** start of Data in this exercise **

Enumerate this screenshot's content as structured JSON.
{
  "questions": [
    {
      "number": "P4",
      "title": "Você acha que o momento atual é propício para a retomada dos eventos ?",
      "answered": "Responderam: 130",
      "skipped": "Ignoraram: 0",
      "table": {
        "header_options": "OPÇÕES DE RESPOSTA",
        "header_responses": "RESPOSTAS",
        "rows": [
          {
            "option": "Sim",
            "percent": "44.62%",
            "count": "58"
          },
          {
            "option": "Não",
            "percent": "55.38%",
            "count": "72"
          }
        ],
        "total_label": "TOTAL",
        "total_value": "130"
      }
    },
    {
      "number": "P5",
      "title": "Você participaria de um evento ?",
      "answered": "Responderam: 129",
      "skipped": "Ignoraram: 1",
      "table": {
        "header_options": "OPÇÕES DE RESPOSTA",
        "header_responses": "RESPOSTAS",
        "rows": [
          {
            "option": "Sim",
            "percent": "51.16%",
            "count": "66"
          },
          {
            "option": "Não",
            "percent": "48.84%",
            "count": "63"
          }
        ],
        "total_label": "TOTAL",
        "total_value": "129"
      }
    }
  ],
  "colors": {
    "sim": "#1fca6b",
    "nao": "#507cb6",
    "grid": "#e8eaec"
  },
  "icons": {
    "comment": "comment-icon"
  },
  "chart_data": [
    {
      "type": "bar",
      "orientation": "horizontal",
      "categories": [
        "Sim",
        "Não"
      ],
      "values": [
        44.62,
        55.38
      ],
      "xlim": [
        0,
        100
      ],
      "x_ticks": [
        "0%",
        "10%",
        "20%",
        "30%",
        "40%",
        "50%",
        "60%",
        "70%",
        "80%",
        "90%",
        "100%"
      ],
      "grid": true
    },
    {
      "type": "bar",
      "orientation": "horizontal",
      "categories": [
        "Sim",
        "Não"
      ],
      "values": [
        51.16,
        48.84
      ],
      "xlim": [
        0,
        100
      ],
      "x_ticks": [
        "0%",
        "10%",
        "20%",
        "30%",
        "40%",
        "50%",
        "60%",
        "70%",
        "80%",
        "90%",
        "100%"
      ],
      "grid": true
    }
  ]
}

** end of Data in this exercise **

### Stated problem
Work through the records above line by line and count those that hold the string "answered". Give only the result.

### Output for this exercise
2